=== REQUIREMENT ===
Scan the data below and pick out the lines containing the word "title".

=== MATERIAL SUPPLIED ===
--- START ---

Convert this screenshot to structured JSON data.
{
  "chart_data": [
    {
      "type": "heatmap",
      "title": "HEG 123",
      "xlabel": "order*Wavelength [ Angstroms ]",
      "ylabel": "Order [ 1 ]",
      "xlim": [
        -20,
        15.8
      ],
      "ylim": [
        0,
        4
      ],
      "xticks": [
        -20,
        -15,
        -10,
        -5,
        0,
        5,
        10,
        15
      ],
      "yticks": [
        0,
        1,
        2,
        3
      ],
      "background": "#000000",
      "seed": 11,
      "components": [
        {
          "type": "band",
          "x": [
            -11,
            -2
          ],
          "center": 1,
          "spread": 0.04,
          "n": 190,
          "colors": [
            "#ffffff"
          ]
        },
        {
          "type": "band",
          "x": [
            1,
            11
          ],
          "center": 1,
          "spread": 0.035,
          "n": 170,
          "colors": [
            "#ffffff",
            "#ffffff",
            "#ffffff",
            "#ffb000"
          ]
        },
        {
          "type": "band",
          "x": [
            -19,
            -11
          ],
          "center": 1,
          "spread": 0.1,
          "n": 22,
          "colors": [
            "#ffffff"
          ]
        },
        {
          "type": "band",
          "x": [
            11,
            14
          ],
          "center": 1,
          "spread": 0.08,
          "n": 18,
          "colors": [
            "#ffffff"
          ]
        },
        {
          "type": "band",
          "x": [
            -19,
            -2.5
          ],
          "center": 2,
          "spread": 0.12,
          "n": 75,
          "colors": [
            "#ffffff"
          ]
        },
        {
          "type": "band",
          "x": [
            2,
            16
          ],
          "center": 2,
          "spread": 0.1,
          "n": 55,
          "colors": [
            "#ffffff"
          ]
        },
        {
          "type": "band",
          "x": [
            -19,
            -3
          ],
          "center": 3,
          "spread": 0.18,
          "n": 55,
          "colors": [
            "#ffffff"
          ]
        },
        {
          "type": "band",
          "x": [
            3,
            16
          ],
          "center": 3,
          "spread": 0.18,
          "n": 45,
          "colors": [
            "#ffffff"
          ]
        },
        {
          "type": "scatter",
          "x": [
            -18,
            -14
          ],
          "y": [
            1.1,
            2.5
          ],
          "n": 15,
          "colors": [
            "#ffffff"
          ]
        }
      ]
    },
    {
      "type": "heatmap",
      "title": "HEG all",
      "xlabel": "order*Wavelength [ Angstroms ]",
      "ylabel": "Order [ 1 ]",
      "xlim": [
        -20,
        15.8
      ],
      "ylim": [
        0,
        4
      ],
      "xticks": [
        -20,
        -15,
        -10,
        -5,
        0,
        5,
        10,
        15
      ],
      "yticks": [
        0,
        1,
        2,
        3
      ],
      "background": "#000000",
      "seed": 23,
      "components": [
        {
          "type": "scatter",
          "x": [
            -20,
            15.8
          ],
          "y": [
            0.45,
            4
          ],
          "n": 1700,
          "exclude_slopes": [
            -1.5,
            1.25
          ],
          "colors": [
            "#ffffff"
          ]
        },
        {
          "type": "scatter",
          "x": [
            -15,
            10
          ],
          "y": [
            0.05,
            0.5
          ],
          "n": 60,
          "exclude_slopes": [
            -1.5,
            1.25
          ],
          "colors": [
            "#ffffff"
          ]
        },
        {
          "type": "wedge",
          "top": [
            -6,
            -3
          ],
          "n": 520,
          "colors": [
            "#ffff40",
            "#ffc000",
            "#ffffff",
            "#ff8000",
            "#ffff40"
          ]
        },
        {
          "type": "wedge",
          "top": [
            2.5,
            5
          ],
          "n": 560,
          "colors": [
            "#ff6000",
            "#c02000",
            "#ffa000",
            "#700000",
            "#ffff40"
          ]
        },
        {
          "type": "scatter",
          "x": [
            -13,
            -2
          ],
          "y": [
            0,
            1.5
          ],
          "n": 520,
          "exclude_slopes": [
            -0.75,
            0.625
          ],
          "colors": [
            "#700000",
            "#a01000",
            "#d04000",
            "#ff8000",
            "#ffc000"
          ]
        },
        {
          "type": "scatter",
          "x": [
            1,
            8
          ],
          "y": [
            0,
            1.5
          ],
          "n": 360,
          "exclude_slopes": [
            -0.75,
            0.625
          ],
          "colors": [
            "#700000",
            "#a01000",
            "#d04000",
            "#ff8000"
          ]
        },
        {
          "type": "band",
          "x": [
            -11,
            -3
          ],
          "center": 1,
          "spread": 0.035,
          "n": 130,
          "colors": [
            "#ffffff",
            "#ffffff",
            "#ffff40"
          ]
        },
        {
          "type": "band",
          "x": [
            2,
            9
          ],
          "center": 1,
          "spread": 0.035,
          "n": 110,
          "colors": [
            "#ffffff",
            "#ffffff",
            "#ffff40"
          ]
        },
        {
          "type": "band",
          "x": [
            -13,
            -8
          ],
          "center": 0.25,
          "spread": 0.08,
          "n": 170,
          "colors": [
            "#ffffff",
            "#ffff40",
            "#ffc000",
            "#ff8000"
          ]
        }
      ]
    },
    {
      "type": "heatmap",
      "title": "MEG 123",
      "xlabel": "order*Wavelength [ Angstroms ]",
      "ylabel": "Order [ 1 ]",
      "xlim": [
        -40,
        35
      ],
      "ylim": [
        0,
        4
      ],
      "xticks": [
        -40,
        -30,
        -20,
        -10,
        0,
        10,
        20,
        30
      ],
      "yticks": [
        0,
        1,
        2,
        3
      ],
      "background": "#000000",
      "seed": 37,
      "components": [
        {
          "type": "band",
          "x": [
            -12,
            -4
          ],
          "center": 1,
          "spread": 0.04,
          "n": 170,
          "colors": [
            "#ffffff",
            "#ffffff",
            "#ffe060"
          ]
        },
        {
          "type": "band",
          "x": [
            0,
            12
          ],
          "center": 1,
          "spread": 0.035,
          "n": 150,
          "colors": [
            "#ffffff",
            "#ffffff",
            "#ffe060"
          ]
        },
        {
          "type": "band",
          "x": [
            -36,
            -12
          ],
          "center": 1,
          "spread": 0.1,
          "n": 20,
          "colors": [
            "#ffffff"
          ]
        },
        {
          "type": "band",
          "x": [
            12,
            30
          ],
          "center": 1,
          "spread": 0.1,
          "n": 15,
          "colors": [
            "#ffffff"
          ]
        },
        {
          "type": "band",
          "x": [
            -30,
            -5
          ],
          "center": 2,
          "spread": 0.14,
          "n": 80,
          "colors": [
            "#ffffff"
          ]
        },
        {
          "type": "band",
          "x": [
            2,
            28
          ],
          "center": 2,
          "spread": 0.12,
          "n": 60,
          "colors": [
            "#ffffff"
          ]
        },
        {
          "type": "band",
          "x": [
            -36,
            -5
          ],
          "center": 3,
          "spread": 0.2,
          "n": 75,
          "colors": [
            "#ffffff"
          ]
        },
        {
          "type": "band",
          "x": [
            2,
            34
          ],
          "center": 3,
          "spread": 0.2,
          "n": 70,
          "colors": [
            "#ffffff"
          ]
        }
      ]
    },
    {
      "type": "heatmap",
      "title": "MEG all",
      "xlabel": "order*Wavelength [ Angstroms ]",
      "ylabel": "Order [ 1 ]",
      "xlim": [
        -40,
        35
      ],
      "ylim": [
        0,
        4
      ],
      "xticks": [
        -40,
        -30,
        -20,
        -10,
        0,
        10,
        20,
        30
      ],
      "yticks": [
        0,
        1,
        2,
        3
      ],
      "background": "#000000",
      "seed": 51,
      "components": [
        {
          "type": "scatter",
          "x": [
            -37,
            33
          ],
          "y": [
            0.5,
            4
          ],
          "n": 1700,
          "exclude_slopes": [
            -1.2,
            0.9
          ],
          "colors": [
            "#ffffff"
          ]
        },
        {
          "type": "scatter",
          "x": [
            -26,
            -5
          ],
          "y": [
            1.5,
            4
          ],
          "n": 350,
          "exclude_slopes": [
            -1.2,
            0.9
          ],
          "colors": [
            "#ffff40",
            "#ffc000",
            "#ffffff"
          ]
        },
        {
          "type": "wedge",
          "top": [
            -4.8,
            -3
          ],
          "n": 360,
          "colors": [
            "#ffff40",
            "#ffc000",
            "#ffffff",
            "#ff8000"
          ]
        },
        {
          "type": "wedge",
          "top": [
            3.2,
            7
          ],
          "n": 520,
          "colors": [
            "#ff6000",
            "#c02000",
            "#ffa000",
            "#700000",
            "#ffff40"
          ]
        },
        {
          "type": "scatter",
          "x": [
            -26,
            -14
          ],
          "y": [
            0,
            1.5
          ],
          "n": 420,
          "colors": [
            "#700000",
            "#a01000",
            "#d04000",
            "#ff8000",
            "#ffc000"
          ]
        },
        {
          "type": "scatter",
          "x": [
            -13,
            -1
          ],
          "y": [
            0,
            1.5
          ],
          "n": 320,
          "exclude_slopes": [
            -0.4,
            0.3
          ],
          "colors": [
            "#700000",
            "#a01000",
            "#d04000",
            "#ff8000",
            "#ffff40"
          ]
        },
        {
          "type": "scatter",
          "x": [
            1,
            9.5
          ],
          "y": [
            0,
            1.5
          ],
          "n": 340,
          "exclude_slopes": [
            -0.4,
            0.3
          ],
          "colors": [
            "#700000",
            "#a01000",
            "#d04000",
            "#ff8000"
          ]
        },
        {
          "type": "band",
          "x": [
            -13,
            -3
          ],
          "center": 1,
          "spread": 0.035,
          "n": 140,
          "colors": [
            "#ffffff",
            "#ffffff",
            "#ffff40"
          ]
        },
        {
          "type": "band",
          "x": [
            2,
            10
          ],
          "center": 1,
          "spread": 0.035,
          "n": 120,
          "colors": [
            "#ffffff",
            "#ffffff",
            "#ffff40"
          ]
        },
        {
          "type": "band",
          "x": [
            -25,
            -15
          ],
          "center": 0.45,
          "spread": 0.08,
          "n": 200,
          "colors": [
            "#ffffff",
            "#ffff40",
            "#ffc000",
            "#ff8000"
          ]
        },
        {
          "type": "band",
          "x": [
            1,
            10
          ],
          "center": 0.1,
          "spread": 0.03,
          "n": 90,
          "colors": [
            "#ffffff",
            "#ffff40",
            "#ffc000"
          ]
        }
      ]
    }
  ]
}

--- END ---

=== ANSWER TO THE PROBLEM ===
      "title": "HEG 123",
      "title": "HEG all",
      "title": "MEG 123",
      "title": "MEG all",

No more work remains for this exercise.